Goal of the exercise » Where a line holds the string "rnida", return that line.

## Start

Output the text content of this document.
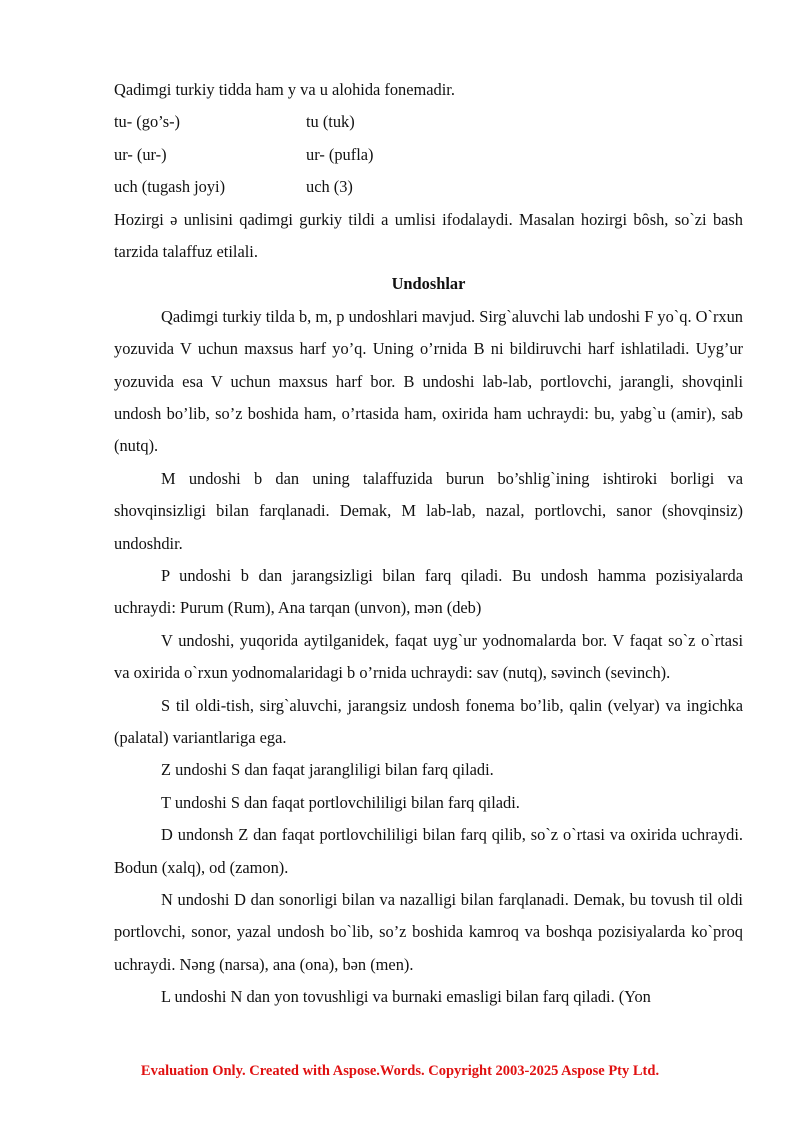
Qadimgi turkiy tidda ham y va u alohida fonemadir.
tu- (go’s-)	tu (tuk)
ur- (ur-)	ur- (pufla)
uch (tugash joyi)	uch (3)

Hozirgi ә unlisini qadimgi gurkiy tildi a umlisi ifodalaydi. Masalan hozirgi bȏsh, so`zi bash tarzida talaffuz etilali.

Undoshlar

Qadimgi turkiy tilda b, m, p undoshlari mavjud. Sirg`aluvchi lab undoshi F yo`q. O`rxun yozuvida V uchun maxsus harf yo’q. Uning o’rnida B ni bildiruvchi harf ishlatiladi. Uyg’ur yozuvida esa V uchun maxsus harf bor. B undoshi lab-lab, portlovchi, jarangli, shovqinli undosh bo’lib, so’z boshida ham, o’rtasida ham, oxirida ham uchraydi: bu, yabg`u (amir), sab (nutq).

M undoshi b dan uning talaffuzida burun bo’shlig`ining ishtiroki borligi va shovqinsizligi bilan farqlanadi. Demak, M lab-lab, nazal, portlovchi, sanor (shovqinsiz) undoshdir.

P undoshi b dan jarangsizligi bilan farq qiladi. Bu undosh hamma pozisiyalarda uchraydi: Purum (Rum), Ana tarqan (unvon), mәn (deb)

V undoshi, yuqorida aytilganidek, faqat uyg`ur yodnomalarda bor. V faqat so`z o`rtasi va oxirida o`rxun yodnomalaridagi b o’rnida uchraydi: sav (nutq), sәvinch (sevinch).

S til oldi-tish, sirg`aluvchi, jarangsiz undosh fonema bo’lib, qalin (velyar) va ingichka (palatal) variantlariga ega.

Z undoshi S dan faqat jarangliligi bilan farq qiladi.

T undoshi S dan faqat portlovchililigi bilan farq qiladi.

D undonsh Z dan faqat portlovchililigi bilan farq qilib, so`z o`rtasi va oxirida uchraydi. Bodun (xalq), od (zamon).

N undoshi D dan sonorligi bilan va nazalligi bilan farqlanadi. Demak, bu tovush til oldi portlovchi, sonor, yazal undosh bo`lib, so’z boshida kamroq va boshqa pozisiyalarda ko`proq uchraydi. Nәng (narsa), ana (ona), bәn (men).

L undoshi N dan yon tovushligi va burnaki emasligi bilan farq qiladi. (Yon

Evaluation Only. Created with Aspose.Words. Copyright 2003-2025 Aspose Pty Ltd.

## End

Result for this task »
Qadimgi turkiy tilda b, m, p undoshlari mavjud. Sirg`aluvchi lab undoshi F yo`q. O`rxun yozuvida V uchun maxsus harf yo’q. Uning o’rnida B ni bildiruvchi harf ishlatiladi. Uyg’ur yozuvida esa V uchun maxsus harf bor. B undoshi lab-lab, portlovchi, jarangli, shovqinli undosh bo’lib, so’z boshida ham, o’rtasida ham, oxirida ham uchraydi: bu, yabg`u (amir), sab (nutq).
V undoshi, yuqorida aytilganidek, faqat uyg`ur yodnomalarda bor. V faqat so`z o`rtasi va oxirida o`rxun yodnomalaridagi b o’rnida uchraydi: sav (nutq), sәvinch (sevinch).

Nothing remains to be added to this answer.